Read the listing below and copy out every line that holds "ететін".

>> start

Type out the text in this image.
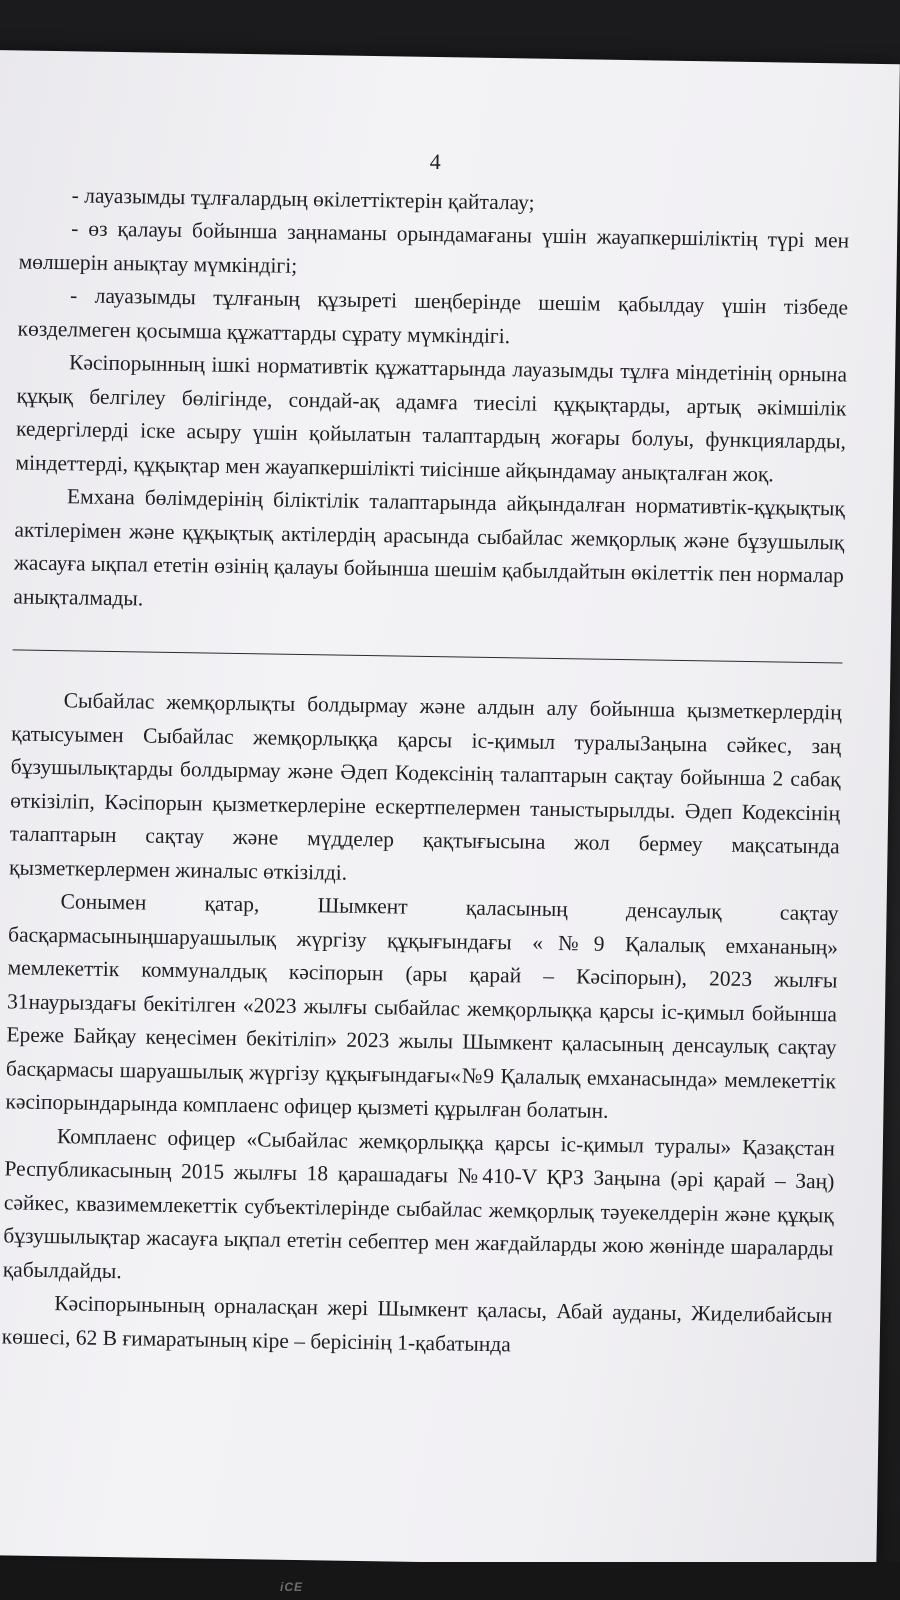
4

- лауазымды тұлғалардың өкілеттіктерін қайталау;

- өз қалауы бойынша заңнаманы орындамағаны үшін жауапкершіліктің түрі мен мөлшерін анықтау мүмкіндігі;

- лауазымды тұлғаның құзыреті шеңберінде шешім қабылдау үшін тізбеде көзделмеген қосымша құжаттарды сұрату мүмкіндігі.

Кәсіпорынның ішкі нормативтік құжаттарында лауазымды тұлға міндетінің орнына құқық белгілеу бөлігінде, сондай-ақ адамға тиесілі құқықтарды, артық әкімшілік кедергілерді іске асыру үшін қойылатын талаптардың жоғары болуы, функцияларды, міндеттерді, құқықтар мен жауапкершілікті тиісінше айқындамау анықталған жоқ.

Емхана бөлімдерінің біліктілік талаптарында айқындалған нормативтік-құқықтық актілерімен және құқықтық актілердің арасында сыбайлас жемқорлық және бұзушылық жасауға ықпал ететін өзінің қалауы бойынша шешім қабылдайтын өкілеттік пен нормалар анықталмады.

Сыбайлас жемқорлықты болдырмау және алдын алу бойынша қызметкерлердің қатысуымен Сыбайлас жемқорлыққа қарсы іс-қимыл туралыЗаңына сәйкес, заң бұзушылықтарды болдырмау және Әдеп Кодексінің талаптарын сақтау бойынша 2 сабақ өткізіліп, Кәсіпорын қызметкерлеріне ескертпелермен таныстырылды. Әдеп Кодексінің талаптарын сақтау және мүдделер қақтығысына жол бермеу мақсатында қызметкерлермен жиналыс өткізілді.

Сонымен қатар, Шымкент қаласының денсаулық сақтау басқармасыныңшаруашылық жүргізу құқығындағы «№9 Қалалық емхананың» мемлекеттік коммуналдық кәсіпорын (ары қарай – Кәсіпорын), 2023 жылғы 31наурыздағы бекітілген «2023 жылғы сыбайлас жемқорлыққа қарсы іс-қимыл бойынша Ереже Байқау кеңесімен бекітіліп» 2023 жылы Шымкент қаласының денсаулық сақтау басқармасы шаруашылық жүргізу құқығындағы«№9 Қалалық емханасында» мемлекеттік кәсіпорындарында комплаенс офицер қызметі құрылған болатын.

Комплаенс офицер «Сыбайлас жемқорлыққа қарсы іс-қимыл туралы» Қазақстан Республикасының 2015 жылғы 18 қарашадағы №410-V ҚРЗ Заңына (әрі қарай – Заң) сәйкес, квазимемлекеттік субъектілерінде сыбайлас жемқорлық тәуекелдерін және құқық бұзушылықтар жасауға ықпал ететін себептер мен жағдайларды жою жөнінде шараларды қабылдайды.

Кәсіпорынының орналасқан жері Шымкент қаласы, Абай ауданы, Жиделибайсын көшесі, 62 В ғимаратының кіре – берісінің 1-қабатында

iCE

>> end

→ **Result**
Емхана бөлімдерінің біліктілік талаптарында айқындалған нормативтік-құқықтық актілерімен және құқықтық актілердің арасында сыбайлас жемқорлық және бұзушылық жасауға ықпал ететін өзінің қалауы бойынша шешім қабылдайтын өкілеттік пен нормалар анықталмады.
Комплаенс офицер «Сыбайлас жемқорлыққа қарсы іс-қимыл туралы» Қазақстан Республикасының 2015 жылғы 18 қарашадағы №410-V ҚРЗ Заңына (әрі қарай – Заң) сәйкес, квазимемлекеттік субъектілерінде сыбайлас жемқорлық тәуекелдерін және құқық бұзушылықтар жасауға ықпал ететін себептер мен жағдайларды жою жөнінде шараларды қабылдайды.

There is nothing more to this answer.